Task
Retype all the records with nothing changed.

※

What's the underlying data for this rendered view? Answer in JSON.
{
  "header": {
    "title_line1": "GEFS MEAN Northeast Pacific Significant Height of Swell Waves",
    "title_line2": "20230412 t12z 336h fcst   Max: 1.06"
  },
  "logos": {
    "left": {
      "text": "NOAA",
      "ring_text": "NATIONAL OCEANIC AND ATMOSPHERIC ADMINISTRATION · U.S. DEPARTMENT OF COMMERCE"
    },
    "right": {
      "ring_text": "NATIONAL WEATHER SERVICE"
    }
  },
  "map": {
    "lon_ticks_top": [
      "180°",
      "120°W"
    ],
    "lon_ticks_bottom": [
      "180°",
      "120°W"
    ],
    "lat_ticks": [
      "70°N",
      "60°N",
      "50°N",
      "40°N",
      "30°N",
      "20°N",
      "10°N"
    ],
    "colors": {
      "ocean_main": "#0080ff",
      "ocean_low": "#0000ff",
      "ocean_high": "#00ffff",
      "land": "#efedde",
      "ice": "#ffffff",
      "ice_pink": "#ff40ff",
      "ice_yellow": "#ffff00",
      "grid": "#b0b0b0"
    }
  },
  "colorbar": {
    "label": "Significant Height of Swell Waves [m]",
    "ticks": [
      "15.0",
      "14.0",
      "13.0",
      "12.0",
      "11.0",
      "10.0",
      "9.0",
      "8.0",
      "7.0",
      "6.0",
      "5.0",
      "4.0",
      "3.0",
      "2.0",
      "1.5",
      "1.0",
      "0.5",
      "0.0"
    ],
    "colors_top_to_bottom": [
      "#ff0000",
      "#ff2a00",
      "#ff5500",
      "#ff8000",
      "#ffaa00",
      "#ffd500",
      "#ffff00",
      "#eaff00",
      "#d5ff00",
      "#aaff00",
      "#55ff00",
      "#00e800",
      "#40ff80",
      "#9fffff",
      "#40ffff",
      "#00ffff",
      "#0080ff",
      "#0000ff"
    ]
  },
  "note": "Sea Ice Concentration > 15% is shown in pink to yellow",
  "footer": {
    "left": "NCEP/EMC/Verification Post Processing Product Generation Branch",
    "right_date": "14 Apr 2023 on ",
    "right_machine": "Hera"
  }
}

※

Output below
What's the underlying data for this rendered view? Answer in JSON.
{
  "header": {
    "title_line1": "GEFS MEAN Northeast Pacific Significant Height of Swell Waves",
    "title_line2": "20230412 t12z 336h fcst   Max: 1.06"
  },
  "logos": {
    "left": {
      "text": "NOAA",
      "ring_text": "NATIONAL OCEANIC AND ATMOSPHERIC ADMINISTRATION · U.S. DEPARTMENT OF COMMERCE"
    },
    "right": {
      "ring_text": "NATIONAL WEATHER SERVICE"
    }
  },
  "map": {
    "lon_ticks_top": [
      "180°",
      "120°W"
    ],
    "lon_ticks_bottom": [
      "180°",
      "120°W"
    ],
    "lat_ticks": [
      "70°N",
      "60°N",
      "50°N",
      "40°N",
      "30°N",
      "20°N",
      "10°N"
    ],
    "colors": {
      "ocean_main": "#0080ff",
      "ocean_low": "#0000ff",
      "ocean_high": "#00ffff",
      "land": "#efedde",
      "ice": "#ffffff",
      "ice_pink": "#ff40ff",
      "ice_yellow": "#ffff00",
      "grid": "#b0b0b0"
    }
  },
  "colorbar": {
    "label": "Significant Height of Swell Waves [m]",
    "ticks": [
      "15.0",
      "14.0",
      "13.0",
      "12.0",
      "11.0",
      "10.0",
      "9.0",
      "8.0",
      "7.0",
      "6.0",
      "5.0",
      "4.0",
      "3.0",
      "2.0",
      "1.5",
      "1.0",
      "0.5",
      "0.0"
    ],
    "colors_top_to_bottom": [
      "#ff0000",
      "#ff2a00",
      "#ff5500",
      "#ff8000",
      "#ffaa00",
      "#ffd500",
      "#ffff00",
      "#eaff00",
      "#d5ff00",
      "#aaff00",
      "#55ff00",
      "#00e800",
      "#40ff80",
      "#9fffff",
      "#40ffff",
      "#00ffff",
      "#0080ff",
      "#0000ff"
    ]
  },
  "note": "Sea Ice Concentration > 15% is shown in pink to yellow",
  "footer": {
    "left": "NCEP/EMC/Verification Post Processing Product Generation Branch",
    "right_date": "14 Apr 2023 on ",
    "right_machine": "Hera"
  }
}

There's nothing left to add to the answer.